INSTRUCTIONS TO FOLLOW.
Provide only the number of lines in the records below that include "this".

◇ ◇ ◇ ◇ ◇ ◇ ◇

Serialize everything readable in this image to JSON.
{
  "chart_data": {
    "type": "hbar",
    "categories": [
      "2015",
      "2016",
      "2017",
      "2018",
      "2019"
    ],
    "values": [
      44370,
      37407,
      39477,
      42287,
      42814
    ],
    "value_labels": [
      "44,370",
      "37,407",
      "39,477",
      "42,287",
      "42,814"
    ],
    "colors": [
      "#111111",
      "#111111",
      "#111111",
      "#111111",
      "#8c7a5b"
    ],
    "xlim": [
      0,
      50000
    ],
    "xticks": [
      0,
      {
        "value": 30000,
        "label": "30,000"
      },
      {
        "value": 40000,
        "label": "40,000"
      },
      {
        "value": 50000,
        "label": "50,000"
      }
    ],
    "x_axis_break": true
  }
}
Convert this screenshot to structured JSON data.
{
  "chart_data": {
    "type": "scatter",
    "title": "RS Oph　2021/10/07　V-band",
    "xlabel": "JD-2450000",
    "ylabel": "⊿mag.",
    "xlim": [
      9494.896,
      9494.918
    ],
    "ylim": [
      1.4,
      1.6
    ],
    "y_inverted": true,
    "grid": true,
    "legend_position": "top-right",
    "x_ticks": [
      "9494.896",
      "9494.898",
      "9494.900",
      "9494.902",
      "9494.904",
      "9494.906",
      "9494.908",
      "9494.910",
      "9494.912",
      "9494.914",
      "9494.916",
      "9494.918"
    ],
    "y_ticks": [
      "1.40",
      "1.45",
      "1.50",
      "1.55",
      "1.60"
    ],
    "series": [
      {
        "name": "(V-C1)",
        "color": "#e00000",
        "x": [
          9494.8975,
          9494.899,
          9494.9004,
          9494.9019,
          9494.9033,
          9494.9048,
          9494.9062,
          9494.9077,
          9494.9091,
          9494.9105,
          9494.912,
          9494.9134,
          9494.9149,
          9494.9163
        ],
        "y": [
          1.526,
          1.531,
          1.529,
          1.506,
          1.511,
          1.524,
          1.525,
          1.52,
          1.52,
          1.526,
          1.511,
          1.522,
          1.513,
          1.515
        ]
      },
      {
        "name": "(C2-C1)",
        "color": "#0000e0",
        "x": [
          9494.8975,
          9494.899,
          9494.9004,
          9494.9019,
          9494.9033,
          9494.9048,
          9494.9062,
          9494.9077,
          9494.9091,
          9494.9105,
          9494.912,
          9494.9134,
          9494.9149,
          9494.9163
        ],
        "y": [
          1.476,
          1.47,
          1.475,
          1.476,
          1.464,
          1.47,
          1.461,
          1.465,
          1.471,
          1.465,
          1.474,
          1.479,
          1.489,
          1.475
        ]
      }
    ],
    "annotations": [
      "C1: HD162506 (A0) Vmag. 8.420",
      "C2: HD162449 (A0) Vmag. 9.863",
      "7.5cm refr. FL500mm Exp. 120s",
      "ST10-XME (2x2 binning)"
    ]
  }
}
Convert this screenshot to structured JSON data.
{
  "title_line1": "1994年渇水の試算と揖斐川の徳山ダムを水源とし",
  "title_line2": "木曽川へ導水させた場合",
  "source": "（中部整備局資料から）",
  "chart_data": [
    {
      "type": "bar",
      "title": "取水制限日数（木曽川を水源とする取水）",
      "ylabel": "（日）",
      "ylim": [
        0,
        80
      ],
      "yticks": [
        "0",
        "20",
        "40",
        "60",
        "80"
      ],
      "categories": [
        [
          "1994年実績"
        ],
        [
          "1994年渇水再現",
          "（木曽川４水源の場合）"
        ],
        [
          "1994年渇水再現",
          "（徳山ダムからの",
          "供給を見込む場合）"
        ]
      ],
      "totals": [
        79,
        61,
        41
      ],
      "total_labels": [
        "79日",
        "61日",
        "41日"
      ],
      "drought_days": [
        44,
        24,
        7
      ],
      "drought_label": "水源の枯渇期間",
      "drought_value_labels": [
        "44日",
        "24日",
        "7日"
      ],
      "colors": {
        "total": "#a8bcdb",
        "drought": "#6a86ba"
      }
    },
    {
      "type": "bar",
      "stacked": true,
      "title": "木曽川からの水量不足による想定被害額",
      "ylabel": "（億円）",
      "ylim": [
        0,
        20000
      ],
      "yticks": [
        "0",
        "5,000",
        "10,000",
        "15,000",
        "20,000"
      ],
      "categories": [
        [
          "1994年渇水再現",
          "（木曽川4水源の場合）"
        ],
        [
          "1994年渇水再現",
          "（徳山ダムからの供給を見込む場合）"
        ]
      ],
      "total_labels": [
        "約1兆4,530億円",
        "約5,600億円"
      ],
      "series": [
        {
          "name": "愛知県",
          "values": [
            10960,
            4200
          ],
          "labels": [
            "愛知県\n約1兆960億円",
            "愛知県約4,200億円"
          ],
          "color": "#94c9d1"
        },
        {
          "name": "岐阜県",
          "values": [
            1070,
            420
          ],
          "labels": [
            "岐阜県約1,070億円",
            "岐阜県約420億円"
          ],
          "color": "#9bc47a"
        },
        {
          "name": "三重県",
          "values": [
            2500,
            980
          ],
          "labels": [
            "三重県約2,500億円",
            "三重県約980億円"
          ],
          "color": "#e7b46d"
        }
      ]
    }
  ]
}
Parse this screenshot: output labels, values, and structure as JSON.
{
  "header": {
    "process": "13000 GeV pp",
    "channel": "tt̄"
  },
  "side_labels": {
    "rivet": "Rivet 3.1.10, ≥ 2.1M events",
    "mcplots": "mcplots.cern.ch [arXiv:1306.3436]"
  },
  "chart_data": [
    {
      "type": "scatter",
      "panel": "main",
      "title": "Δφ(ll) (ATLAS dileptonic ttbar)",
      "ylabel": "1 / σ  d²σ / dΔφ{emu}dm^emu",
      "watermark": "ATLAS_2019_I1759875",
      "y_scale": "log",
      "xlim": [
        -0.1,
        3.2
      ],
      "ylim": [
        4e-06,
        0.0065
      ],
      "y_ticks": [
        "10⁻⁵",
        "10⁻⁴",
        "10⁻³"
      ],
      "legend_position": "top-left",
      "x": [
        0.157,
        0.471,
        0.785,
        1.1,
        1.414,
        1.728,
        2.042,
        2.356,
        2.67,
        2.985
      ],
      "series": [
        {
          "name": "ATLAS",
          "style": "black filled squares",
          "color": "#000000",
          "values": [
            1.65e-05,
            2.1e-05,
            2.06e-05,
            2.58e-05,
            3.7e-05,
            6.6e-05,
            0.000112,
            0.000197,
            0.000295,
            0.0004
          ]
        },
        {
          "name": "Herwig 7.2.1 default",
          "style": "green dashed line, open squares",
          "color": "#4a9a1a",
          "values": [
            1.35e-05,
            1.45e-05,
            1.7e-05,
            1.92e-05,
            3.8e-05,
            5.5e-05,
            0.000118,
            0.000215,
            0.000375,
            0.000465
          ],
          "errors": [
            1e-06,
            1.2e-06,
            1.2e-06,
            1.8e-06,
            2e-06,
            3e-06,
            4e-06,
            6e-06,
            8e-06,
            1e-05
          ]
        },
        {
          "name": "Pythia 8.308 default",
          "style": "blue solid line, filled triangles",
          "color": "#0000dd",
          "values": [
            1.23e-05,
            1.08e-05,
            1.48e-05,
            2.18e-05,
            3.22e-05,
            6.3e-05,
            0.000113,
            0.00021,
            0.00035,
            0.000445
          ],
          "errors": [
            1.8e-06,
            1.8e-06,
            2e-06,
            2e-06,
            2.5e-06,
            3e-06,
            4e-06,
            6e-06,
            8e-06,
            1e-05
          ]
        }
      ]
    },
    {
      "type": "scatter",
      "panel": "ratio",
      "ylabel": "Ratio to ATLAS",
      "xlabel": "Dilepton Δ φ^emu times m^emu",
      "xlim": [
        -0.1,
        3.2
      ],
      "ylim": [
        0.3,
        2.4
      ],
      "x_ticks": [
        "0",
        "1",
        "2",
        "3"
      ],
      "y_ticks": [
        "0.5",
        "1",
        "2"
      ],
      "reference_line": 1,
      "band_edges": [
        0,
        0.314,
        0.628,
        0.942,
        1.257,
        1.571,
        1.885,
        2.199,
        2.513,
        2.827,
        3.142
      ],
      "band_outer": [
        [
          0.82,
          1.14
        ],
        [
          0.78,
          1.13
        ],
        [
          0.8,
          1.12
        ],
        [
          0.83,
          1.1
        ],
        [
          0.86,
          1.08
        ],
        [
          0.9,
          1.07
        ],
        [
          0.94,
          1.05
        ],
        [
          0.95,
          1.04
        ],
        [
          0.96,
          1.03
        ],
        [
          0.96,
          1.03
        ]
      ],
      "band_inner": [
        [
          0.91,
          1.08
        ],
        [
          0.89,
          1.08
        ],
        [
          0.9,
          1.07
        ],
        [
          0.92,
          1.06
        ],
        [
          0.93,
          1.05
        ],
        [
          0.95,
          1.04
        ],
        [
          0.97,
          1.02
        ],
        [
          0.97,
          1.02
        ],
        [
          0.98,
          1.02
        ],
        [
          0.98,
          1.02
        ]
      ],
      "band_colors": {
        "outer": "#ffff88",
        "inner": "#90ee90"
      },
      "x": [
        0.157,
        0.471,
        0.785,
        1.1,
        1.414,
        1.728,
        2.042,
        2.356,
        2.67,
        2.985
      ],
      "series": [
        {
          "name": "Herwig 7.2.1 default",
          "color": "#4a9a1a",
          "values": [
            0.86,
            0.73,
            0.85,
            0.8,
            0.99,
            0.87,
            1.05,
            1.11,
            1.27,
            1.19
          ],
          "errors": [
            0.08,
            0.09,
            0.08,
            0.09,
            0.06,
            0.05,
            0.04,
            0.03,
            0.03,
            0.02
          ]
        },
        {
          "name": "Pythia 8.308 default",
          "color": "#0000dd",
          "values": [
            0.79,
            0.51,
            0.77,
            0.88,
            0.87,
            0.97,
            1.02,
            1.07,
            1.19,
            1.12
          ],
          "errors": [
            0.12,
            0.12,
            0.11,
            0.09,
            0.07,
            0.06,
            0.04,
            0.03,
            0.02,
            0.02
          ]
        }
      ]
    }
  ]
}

◇ ◇ ◇ ◇ ◇ ◇ ◇

RESPONSE TO THE EXERCISE.
4